NeurIPS Conference 2023 Conference Paper

Two-Stage Predict+Optimize for MILPs with Unknown Parameters in Constraints

  • Xinyi Hu
  • Jasper Lee
  • Jimmy Lee

Consider the setting of constrained optimization, with some parameters unknown at solving time and requiring prediction from relevant features. Predict+Optimize is a recent framework for end-to-end training supervised learning models for such predictions, incorporating information about the optimization problem in the training process in order to yield better predictions in terms of the quality of the predicted solution under the true parameters. Almost all prior works have focused on the special case where the unknowns appear only in the optimization objective and not the constraints. Hu et al. proposed the first adaptation of Predict+Optimize to handle unknowns appearing in constraints, but the framework has somewhat ad-hoc elements, and they provided a training algorithm only for covering and packing linear programs. In this work, we give a new simpler and more powerful framework called Two-Stage Predict+Optimize, which we believe should be the canonical framework for the Predict+Optimize setting. We also give a training algorithm usable for all mixed integer linear programs, vastly generalizing the applicability of the framework. Experimental results demonstrate the superior prediction performance of our training framework over all classical and state-of-the-art methods.

NeurIPS Conference 2022 Conference Paper

Branch & Learn for Recursively and Iteratively Solvable Problems in Predict+Optimize

  • Xinyi Hu
  • Jasper Lee
  • Jimmy Lee
  • Allen Z. Zhong

This paper proposes Branch & Learn, a framework for Predict+Optimize to tackle optimization problems containing parameters that are unknown at the time of solving. Given an optimization problem solvable by a recursive algorithm satisfying simple conditions, we show how a corresponding learning algorithm can be constructed directly and methodically from the recursive algorithm. Our framework applies also to iterative algorithms by viewing them as a degenerate form of recursion. Extensive experimentation shows better performance for our proposal over classical and state of the art approaches.

> **LISTING**:
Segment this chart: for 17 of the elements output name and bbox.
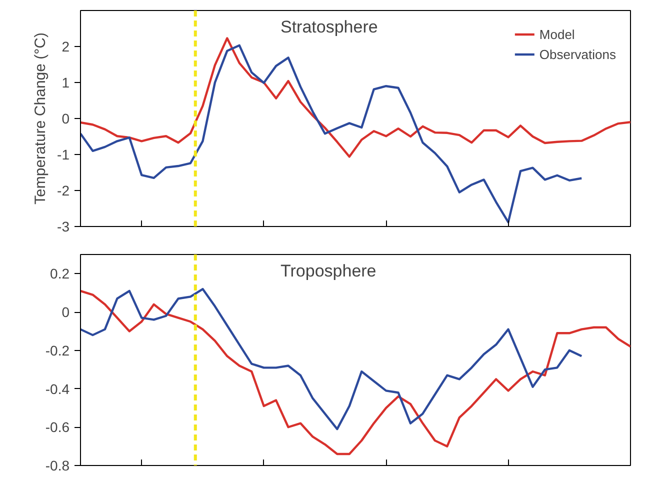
y-axis-title: Temperature Change (°C) xyxy=(32,32,50,204)
y-tick-label: 0 xyxy=(62,110,70,126)
y-tick-label: 0 xyxy=(62,304,70,320)
y-tick-label: 1 xyxy=(62,74,70,90)
y-tick-label: 0.2 xyxy=(50,266,70,282)
legend-label: Observations xyxy=(539,46,616,62)
y-tick-label: -0.2 xyxy=(45,342,70,358)
y-tick-label: -2 xyxy=(57,182,70,198)
chart-title: Troposphere xyxy=(280,262,376,280)
y-tick-label: 2 xyxy=(62,38,70,54)
y-tick-label: -1 xyxy=(57,146,70,162)
y-tick-label: -0.4 xyxy=(45,380,70,397)
legend-label: Model xyxy=(539,26,575,42)
y-tick-label: -0.6 xyxy=(45,419,70,436)
y-tick-label: -3 xyxy=(57,218,70,234)
y-tick-label: -0.8 xyxy=(45,458,70,474)
chart-title: Stratosphere xyxy=(280,18,378,36)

> **WHAT IS ASKED**:
1. Quote the stretch of the Predict+Optimize abstracts from "This paper proposes" through "the art approaches.".
2. State whether each statement agrees with the Predict+Optimize abstracts, answering yes or no and quoting the deciding words: (a) The 2023 paper offers a training algorithm usable for all mixed integer linear programs. (b) Hu et al. provided a training algorithm for all linear programs. (c) The Branch & Learn framework also applies to iterative algorithms.
The data come from a source separate from the Predict+Optimize abstracts.

> **RESULTS FOR THE EXERCISE**:
1.
This paper proposes Branch & Learn, a framework for Predict+Optimize to tackle optimization problems containing parameters that are unknown at the time of solving. Given an optimization problem solvable by a recursive algorithm satisfying simple conditions, we show how a corresponding learning algorithm can be constructed directly and methodically from the recursive algorithm. Our framework applies also to iterative algorithms by viewing them as a degenerate form of recursion. Extensive experimentation shows better performance for our proposal over classical and state of the art approaches.

2.
(a) Yes: "We also give a training algorithm usable for all mixed integer linear programs"
(b) No: "they provided a training algorithm only for covering and packing linear programs"
(c) Yes: "Our framework applies also to iterative algorithms by viewing them as a degenerate form of recursion."